→ **Exercise requirements**
Check each line of the material. Copy those containing "name".

Source data:

──────────

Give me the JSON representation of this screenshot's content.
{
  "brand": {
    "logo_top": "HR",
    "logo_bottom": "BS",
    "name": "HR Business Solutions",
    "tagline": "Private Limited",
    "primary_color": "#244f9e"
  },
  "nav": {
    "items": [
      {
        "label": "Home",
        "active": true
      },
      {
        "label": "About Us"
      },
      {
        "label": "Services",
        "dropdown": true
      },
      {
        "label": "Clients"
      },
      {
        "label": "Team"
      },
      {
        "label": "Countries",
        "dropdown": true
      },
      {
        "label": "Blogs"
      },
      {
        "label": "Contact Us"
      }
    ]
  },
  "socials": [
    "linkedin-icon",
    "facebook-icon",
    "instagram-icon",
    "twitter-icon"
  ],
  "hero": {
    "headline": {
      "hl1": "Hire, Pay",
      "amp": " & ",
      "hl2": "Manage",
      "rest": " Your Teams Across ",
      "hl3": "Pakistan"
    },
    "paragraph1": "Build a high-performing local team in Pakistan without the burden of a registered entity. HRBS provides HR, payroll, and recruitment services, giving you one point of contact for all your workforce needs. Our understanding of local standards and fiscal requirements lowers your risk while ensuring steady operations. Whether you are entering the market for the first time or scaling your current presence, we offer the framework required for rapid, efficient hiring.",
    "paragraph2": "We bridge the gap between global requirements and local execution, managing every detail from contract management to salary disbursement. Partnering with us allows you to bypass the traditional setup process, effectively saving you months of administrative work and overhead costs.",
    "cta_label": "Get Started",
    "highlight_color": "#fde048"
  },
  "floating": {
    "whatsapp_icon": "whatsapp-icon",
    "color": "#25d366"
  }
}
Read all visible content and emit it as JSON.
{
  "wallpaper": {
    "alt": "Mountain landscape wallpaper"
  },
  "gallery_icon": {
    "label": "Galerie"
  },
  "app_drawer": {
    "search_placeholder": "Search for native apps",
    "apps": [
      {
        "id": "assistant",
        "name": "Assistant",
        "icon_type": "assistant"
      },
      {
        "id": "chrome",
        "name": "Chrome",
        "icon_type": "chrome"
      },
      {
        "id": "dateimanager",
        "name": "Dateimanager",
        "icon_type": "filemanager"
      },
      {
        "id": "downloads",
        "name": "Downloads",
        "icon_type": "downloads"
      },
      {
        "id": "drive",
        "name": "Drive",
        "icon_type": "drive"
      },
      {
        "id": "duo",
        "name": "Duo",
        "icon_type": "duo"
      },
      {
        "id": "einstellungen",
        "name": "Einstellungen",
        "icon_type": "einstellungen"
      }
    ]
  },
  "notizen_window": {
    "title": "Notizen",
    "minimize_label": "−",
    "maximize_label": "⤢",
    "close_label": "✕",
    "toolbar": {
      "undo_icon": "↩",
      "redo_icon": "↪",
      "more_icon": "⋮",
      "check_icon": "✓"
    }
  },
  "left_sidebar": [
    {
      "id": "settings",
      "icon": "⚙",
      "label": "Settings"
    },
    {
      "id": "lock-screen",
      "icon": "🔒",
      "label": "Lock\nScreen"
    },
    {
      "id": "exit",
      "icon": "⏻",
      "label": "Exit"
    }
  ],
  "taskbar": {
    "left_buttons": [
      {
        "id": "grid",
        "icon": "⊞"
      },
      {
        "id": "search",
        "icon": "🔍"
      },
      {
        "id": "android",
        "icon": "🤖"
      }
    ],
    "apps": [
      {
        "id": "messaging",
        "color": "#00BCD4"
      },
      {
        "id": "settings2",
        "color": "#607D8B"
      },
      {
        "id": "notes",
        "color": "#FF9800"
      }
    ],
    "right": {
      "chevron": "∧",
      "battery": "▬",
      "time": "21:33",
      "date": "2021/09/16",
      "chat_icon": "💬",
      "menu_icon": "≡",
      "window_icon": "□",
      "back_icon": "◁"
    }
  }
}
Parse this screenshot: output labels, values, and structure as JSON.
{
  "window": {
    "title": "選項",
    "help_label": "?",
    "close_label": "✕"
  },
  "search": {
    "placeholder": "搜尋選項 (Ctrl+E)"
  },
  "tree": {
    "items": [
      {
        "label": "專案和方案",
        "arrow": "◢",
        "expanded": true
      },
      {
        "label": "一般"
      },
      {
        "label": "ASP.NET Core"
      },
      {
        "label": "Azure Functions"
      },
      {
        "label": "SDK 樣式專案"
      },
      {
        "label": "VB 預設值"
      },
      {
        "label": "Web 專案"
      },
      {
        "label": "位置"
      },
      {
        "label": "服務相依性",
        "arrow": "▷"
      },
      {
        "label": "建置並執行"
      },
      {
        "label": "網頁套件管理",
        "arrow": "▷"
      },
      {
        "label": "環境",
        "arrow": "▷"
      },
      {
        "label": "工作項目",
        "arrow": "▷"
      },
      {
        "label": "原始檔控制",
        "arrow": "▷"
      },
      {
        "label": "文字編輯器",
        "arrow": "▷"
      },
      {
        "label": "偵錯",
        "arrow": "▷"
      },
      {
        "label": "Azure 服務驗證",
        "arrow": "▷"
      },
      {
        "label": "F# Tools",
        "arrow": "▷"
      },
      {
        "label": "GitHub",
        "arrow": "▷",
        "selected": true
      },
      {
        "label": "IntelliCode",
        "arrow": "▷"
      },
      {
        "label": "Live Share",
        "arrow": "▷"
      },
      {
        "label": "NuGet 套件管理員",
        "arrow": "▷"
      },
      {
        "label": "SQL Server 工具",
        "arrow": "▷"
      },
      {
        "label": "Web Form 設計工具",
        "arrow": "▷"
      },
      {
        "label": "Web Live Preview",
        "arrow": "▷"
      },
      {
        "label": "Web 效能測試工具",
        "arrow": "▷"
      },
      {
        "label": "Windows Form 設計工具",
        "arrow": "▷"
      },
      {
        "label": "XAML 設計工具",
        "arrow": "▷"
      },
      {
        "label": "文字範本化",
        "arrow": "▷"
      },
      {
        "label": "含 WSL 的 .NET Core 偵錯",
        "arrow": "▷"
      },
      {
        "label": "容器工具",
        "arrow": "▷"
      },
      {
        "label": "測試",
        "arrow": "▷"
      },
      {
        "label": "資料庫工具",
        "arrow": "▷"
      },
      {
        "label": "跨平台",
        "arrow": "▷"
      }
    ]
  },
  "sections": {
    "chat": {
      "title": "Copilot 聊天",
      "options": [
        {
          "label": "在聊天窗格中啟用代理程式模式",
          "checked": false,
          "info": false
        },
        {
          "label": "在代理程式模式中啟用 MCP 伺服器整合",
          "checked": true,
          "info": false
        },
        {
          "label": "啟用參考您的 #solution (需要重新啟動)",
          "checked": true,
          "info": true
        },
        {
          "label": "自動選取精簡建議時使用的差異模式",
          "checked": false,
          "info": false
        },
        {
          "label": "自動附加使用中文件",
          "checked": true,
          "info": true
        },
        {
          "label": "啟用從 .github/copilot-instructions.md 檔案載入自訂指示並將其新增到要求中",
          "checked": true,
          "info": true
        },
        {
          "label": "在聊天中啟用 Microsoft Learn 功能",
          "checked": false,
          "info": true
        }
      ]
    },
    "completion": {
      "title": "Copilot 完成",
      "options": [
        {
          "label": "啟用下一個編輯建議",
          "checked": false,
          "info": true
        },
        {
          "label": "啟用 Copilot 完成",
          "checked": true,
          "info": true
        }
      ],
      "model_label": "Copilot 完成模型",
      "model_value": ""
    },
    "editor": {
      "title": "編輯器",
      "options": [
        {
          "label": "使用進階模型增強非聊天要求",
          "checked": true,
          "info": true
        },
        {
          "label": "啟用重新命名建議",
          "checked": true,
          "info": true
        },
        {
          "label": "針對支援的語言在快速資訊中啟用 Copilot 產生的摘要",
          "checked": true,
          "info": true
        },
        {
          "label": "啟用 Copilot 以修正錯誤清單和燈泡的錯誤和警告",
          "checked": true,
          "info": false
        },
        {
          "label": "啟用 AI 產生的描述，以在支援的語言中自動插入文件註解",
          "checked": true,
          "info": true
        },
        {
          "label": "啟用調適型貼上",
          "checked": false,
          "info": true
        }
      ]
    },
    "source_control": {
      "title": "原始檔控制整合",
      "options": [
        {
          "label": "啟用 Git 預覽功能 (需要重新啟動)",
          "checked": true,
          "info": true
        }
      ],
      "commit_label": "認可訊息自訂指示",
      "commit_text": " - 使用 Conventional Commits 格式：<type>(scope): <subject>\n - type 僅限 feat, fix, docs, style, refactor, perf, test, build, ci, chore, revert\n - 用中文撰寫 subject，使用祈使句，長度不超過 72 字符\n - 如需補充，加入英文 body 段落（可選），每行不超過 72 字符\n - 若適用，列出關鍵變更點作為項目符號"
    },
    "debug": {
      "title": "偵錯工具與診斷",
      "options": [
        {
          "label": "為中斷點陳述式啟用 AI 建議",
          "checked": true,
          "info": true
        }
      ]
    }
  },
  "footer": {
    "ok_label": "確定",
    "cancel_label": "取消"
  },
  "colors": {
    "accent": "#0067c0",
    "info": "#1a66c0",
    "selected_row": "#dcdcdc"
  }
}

──────────

→ **Result of this task**
    "name": "HR Business Solutions",
        "name": "Assistant",
        "name": "Chrome",
        "name": "Dateimanager",
        "name": "Downloads",
        "name": "Drive",
        "name": "Duo",
        "name": "Einstellungen",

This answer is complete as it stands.